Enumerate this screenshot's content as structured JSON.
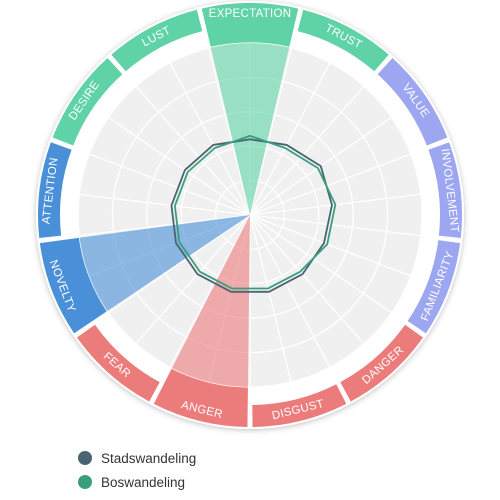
{
  "chart_data": {
    "type": "radar",
    "title": "",
    "categories": [
      "EXPECTATION",
      "TRUST",
      "VALUE",
      "INVOLVEMENT",
      "FAMILIARITY",
      "DANGER",
      "DISGUST",
      "ANGER",
      "FEAR",
      "NOVELTY",
      "ATTENTION",
      "DESIRE",
      "LUST"
    ],
    "category_colors": {
      "EXPECTATION": "#5fd3a6",
      "TRUST": "#5fd3a6",
      "DESIRE": "#5fd3a6",
      "LUST": "#5fd3a6",
      "VALUE": "#9da6f0",
      "INVOLVEMENT": "#9da6f0",
      "FAMILIARITY": "#9da6f0",
      "DANGER": "#ec7c7c",
      "DISGUST": "#ec7c7c",
      "ANGER": "#ec7c7c",
      "FEAR": "#ec7c7c",
      "NOVELTY": "#4a90d9",
      "ATTENTION": "#4a90d9"
    },
    "highlighted": [
      {
        "category": "EXPECTATION",
        "value": 5,
        "color": "#5fd3a6"
      },
      {
        "category": "ANGER",
        "value": 5,
        "color": "#ec7c7c"
      },
      {
        "category": "NOVELTY",
        "value": 5,
        "color": "#4a90d9"
      }
    ],
    "rmax": 5,
    "rings": 5,
    "grid": true,
    "series": [
      {
        "name": "Stadswandeling",
        "color": "#4a6572",
        "values": [
          2.2,
          2.3,
          2.5,
          2.4,
          2.3,
          2.3,
          2.3,
          2.3,
          2.3,
          2.3,
          2.3,
          2.3,
          2.3
        ]
      },
      {
        "name": "Boswandeling",
        "color": "#3a9e7e",
        "values": [
          2.3,
          2.2,
          2.4,
          2.5,
          2.4,
          2.2,
          2.2,
          2.2,
          2.2,
          2.2,
          2.2,
          2.2,
          2.2
        ]
      }
    ],
    "legend_position": "bottom-left"
  }
}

######

◆ TO BE DONE: Copy the material shown above in full and exactly. Skip the pictures.

◆ PROBLEM SOLUTION:
Enumerate this screenshot's content as structured JSON.
{
  "chart_data": {
    "type": "radar",
    "title": "",
    "categories": [
      "EXPECTATION",
      "TRUST",
      "VALUE",
      "INVOLVEMENT",
      "FAMILIARITY",
      "DANGER",
      "DISGUST",
      "ANGER",
      "FEAR",
      "NOVELTY",
      "ATTENTION",
      "DESIRE",
      "LUST"
    ],
    "category_colors": {
      "EXPECTATION": "#5fd3a6",
      "TRUST": "#5fd3a6",
      "DESIRE": "#5fd3a6",
      "LUST": "#5fd3a6",
      "VALUE": "#9da6f0",
      "INVOLVEMENT": "#9da6f0",
      "FAMILIARITY": "#9da6f0",
      "DANGER": "#ec7c7c",
      "DISGUST": "#ec7c7c",
      "ANGER": "#ec7c7c",
      "FEAR": "#ec7c7c",
      "NOVELTY": "#4a90d9",
      "ATTENTION": "#4a90d9"
    },
    "highlighted": [
      {
        "category": "EXPECTATION",
        "value": 5,
        "color": "#5fd3a6"
      },
      {
        "category": "ANGER",
        "value": 5,
        "color": "#ec7c7c"
      },
      {
        "category": "NOVELTY",
        "value": 5,
        "color": "#4a90d9"
      }
    ],
    "rmax": 5,
    "rings": 5,
    "grid": true,
    "series": [
      {
        "name": "Stadswandeling",
        "color": "#4a6572",
        "values": [
          2.2,
          2.3,
          2.5,
          2.4,
          2.3,
          2.3,
          2.3,
          2.3,
          2.3,
          2.3,
          2.3,
          2.3,
          2.3
        ]
      },
      {
        "name": "Boswandeling",
        "color": "#3a9e7e",
        "values": [
          2.3,
          2.2,
          2.4,
          2.5,
          2.4,
          2.2,
          2.2,
          2.2,
          2.2,
          2.2,
          2.2,
          2.2,
          2.2
        ]
      }
    ],
    "legend_position": "bottom-left"
  }
}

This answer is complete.